> _Yapılacaklar Listesi_
a) Şehir hastaneleri hakkındaki metne göre eski Sağlık Bakanı, şehir hastanelerinin bütçeye yükünü kaç avroya indirdiklerini söylemiştir?
b) Listede "add-button[interactable]: 添加 [1314, 514, 1354, 530]" ifadesinin geçtiği satırdan başlayarak "bullet-logic-check: ➢ 基于推理逻辑，同时支持对不同对象间语义关系的逻辑性校验" ifadesinin geçtiği satıra kadar, bu iki satır da dahil olmak üzere bütün satırları hiçbir değişiklik yapmadan aktarın.

> _Kaynak Metin Parçası_
Şehir hastaneleri konusunda kandırılıyoruz!
Bir önceki Sağlık Bakanı, gider ayak bir açıklama yaptı (6/7/2024).
Bakan “şehir hastanelerinin bütçeye yükü 322 milyar avroydu, biz bu yükü 27,5 milyar avroya indirdik demişti.”
“Eksik ve hatalı işler nedeniyle işletme sürelerini ortalamada 18 yıla düşürdüklerini” açıklamıştı.
2024 Eylülünde yayımlanan Sayıştay’ın 2023 yılı raporunda bu konuda bir şey okuyamadık.
Bakanın söylediği yük azaltımı belki 2024 yılının ilk aylarında yapılmıştır diye düşünüyordum.
Yakınlarda Sayıştay’ın Sağlık Bakanlığı 2024 yılı raporu yayımlandı.
Bu konuda yine bir şey göremedik.

> _Verilen Veriler_
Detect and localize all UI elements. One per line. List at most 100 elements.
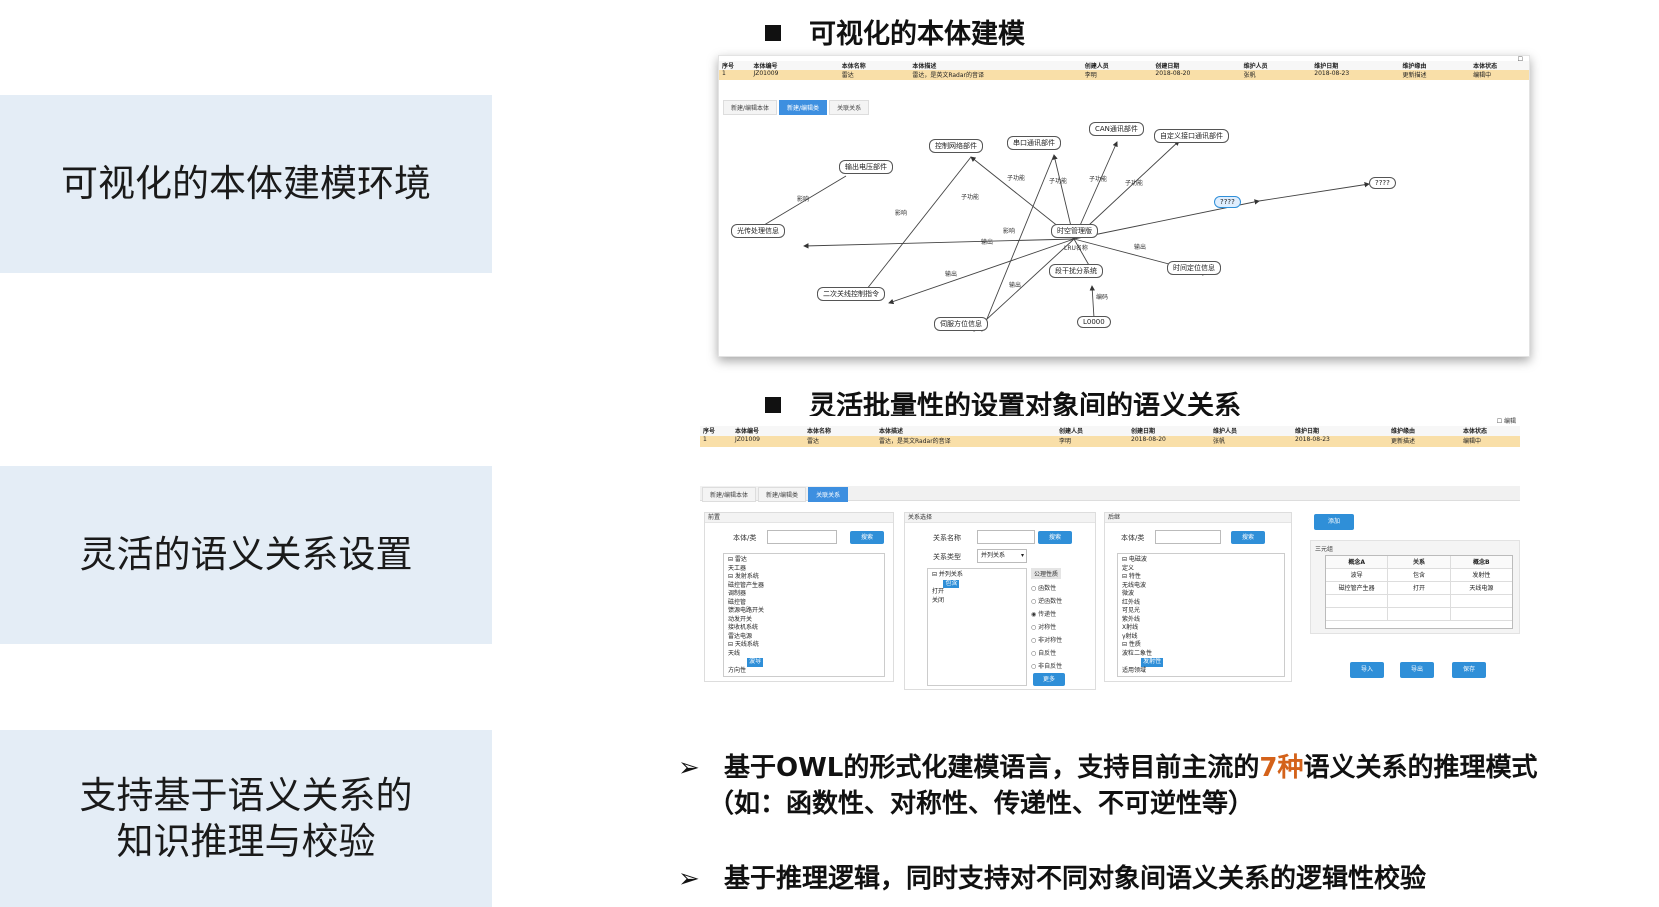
add-button[interactable]: 添加 [1314, 514, 1354, 530]
graph-node[interactable]: 控制网络部件 [929, 139, 983, 153]
property-radio[interactable]: ○ 逆函数性 [1031, 598, 1063, 605]
edge-label: 子功能 [1125, 180, 1144, 187]
field-label: 关系名称 [933, 534, 961, 542]
property-radio[interactable]: ○ 自反性 [1031, 650, 1057, 657]
relation-tree[interactable]: ⊟ 并列关系 包含 打开 关闭 [927, 568, 1027, 686]
grid-row [1326, 608, 1512, 621]
bullet-logic-check: ➢ 基于推理逻辑，同时支持对不同对象间语义关系的逻辑性校验 [678, 861, 1638, 897]
tab-edit-ontology[interactable]: 新建/编辑本体 [723, 100, 778, 115]
heading-text: 可视化的本体建模 [809, 19, 1025, 50]
triples-grid: 概念A 关系 概念B 波导 包含 发射性 磁控管产生器 打开 天线电源 [1325, 555, 1513, 629]
highlight-count: 7种 [1259, 753, 1304, 783]
field-label: 本体/类 [733, 534, 757, 542]
graph-node[interactable]: CAN通讯部件 [1089, 122, 1144, 136]
edge-label: 输出 [945, 271, 958, 278]
relation-settings-screenshot: ☐ 编辑 序号 本体编号 本体名称 本体描述 创建人员 创建日期 维护人员 维护… [700, 416, 1530, 696]
edge-label: 输出 [1134, 244, 1147, 251]
graph-node[interactable]: 输出电压部件 [839, 160, 893, 174]
panel-title: 前置 [705, 513, 893, 523]
graph-edges [748, 140, 1370, 332]
graph-node[interactable]: 二次关线控制指令 [817, 287, 885, 301]
search-button[interactable]: 搜索 [850, 531, 884, 544]
edit-checkbox[interactable]: ☐ [1517, 56, 1523, 63]
graph-node[interactable]: L0000 [1077, 316, 1111, 328]
graph-node[interactable]: ???? [1369, 177, 1396, 189]
feature-title: 可视化的本体建模环境 [61, 162, 431, 205]
save-button[interactable]: 保存 [1452, 662, 1486, 678]
ontology-tree[interactable]: ⊟ 雷达 天工器 ⊟ 发射系统 磁控管产生器 调制器 磁控管 馈源电路开关 动发… [723, 553, 885, 677]
table-header: 序号 本体编号 本体名称 本体描述 创建人员 创建日期 维护人员 维护日期 维护… [719, 61, 1529, 70]
tab-edit-ontology[interactable]: 新建/编辑本体 [702, 487, 757, 502]
grid-row[interactable]: 波导 包含 发射性 [1326, 569, 1512, 582]
relation-name-input[interactable] [977, 530, 1035, 544]
edge-label: 影响 [895, 210, 908, 217]
feature-box-reasoning: 支持基于语义关系的 知识推理与校验 [0, 730, 492, 907]
table-header: 序号 本体编号 本体名称 本体描述 创建人员 创建日期 维护人员 维护日期 维护… [700, 426, 1520, 436]
search-button[interactable]: 搜索 [1038, 531, 1072, 544]
edge-label: 输出 [1009, 282, 1022, 289]
import-button[interactable]: 导入 [1350, 662, 1384, 678]
graph-node[interactable]: 光传处理信息 [731, 224, 785, 238]
tab-bar: 新建/编辑本体 新建/编辑类 关联关系 [723, 100, 871, 115]
square-bullet-icon [765, 25, 781, 41]
selected-tree-item[interactable]: 发射性 [1141, 658, 1164, 667]
table-row[interactable]: 1 JZ01009 雷达 雷达，是英文Radar的音译 李明 2018-08-2… [719, 70, 1529, 80]
ontology-modeling-screenshot: ☐ 序号 本体编号 本体名称 本体描述 创建人员 创建日期 维护人员 维护日期 … [718, 55, 1530, 357]
edit-checkbox[interactable]: ☐ 编辑 [1496, 418, 1516, 425]
edge-label: 影响 [797, 196, 810, 203]
feature-box-relations: 灵活的语义关系设置 [0, 466, 492, 644]
section-heading-modeling: 可视化的本体建模 [765, 12, 1025, 51]
edge-label: LRU名称 [1064, 245, 1088, 252]
more-button[interactable]: 更多 [1033, 673, 1065, 686]
ontology-tree[interactable]: ⊟ 电磁波 定义 ⊟ 特性 无线电波 微波 红外线 可见光 紫外线 X射线 γ射… [1117, 553, 1285, 677]
graph-node[interactable]: 串口通讯部件 [1007, 136, 1061, 150]
edge-label: 编码 [1096, 294, 1109, 301]
graph-node[interactable]: 时间定位信息 [1167, 261, 1221, 275]
axiom-properties-title: 公理性质 [1031, 568, 1062, 579]
selected-tree-item[interactable]: 波导 [747, 658, 764, 667]
tab-bar: 新建/编辑本体 新建/编辑类 关联关系 [702, 487, 850, 502]
bullet-text-line2: （如：函数性、对称性、传递性、不可逆性等） [708, 789, 1255, 819]
graph-node[interactable]: 伺服方位信息 [934, 317, 988, 331]
edge-label: 输出 [981, 239, 994, 246]
tab-relations[interactable]: 关联关系 [829, 100, 870, 115]
graph-node-dragging[interactable]: ???? [1214, 196, 1241, 208]
edge-label: 子功能 [1007, 175, 1026, 182]
predecessor-panel: 前置 本体/类 搜索 ⊟ 雷达 天工器 ⊟ 发射系统 磁控管产生器 调制器 磁控… [704, 512, 894, 682]
bullet-text: 基于OWL的形式化建模语言，支持目前主流的7种语义关系的推理模式 [724, 753, 1538, 783]
tab-edit-class[interactable]: 新建/编辑类 [758, 487, 807, 502]
graph-node-selected[interactable]: 时空管理版 [1051, 224, 1098, 238]
relation-type-select[interactable]: 并列关系▾ [977, 549, 1027, 563]
tab-edit-class[interactable]: 新建/编辑类 [779, 100, 828, 115]
feature-title-line1: 支持基于语义关系的 [79, 773, 413, 817]
table-row[interactable]: 1 JZ01009 雷达 雷达，是英文Radar的音译 李明 2018-08-2… [700, 436, 1520, 447]
graph-node[interactable]: 自定义接口通讯部件 [1154, 129, 1229, 143]
square-bullet-icon [765, 397, 781, 413]
export-button[interactable]: 导出 [1400, 662, 1434, 678]
bullet-text: 基于推理逻辑，同时支持对不同对象间语义关系的逻辑性校验 [724, 864, 1427, 894]
grid-row[interactable]: 磁控管产生器 打开 天线电源 [1326, 582, 1512, 595]
property-radio[interactable]: ○ 非自反性 [1031, 663, 1063, 670]
tab-strip [700, 486, 1520, 501]
property-radio[interactable]: ○ 对称性 [1031, 624, 1057, 631]
successor-panel: 后继 本体/类 搜索 ⊟ 电磁波 定义 ⊟ 特性 无线电波 微波 红外线 可见光… [1104, 512, 1292, 682]
edge-label: 影响 [1003, 228, 1016, 235]
selected-tree-item[interactable]: 包含 [943, 579, 960, 588]
feature-title: 灵活的语义关系设置 [79, 533, 413, 576]
arrow-bullet-icon: ➢ [678, 864, 700, 894]
graph-node[interactable]: 段干扰分系统 [1049, 264, 1103, 278]
feature-box-modeling: 可视化的本体建模环境 [0, 95, 492, 273]
ontology-search-input[interactable] [767, 530, 837, 544]
edge-label: 子功能 [1049, 178, 1068, 185]
tab-relations[interactable]: 关联关系 [808, 487, 849, 502]
edge-label: 子功能 [961, 194, 980, 201]
field-label: 关系类型 [933, 553, 961, 561]
panel-title: 关系选择 [905, 513, 1095, 523]
search-button[interactable]: 搜索 [1231, 531, 1265, 544]
property-radio[interactable]: ○ 非对称性 [1031, 637, 1063, 644]
ontology-search-input[interactable] [1155, 530, 1221, 544]
property-radio[interactable]: ○ 函数性 [1031, 585, 1057, 592]
triples-panel: 三元组 概念A 关系 概念B 波导 包含 发射性 磁控管产生器 打开 天线电源 [1310, 540, 1520, 634]
property-radio-checked[interactable]: ◉ 传递性 [1031, 611, 1057, 618]
bullet-owl-reasoning: ➢ 基于OWL的形式化建模语言，支持目前主流的7种语义关系的推理模式 （如：函数… [678, 750, 1638, 822]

> _Görevlere Göre Yanıtlar_
a) 27,5 milyar avroya.

b)
add-button[interactable]: 添加 [1314, 514, 1354, 530]
graph-node[interactable]: 控制网络部件 [929, 139, 983, 153]
property-radio[interactable]: ○ 逆函数性 [1031, 598, 1063, 605]
edge-label: 子功能 [1125, 180, 1144, 187]
field-label: 关系名称 [933, 534, 961, 542]
property-radio[interactable]: ○ 自反性 [1031, 650, 1057, 657]
relation-tree[interactable]: ⊟ 并列关系 包含 打开 关闭 [927, 568, 1027, 686]
grid-row [1326, 608, 1512, 621]
bullet-logic-check: ➢ 基于推理逻辑，同时支持对不同对象间语义关系的逻辑性校验 [678, 861, 1638, 897]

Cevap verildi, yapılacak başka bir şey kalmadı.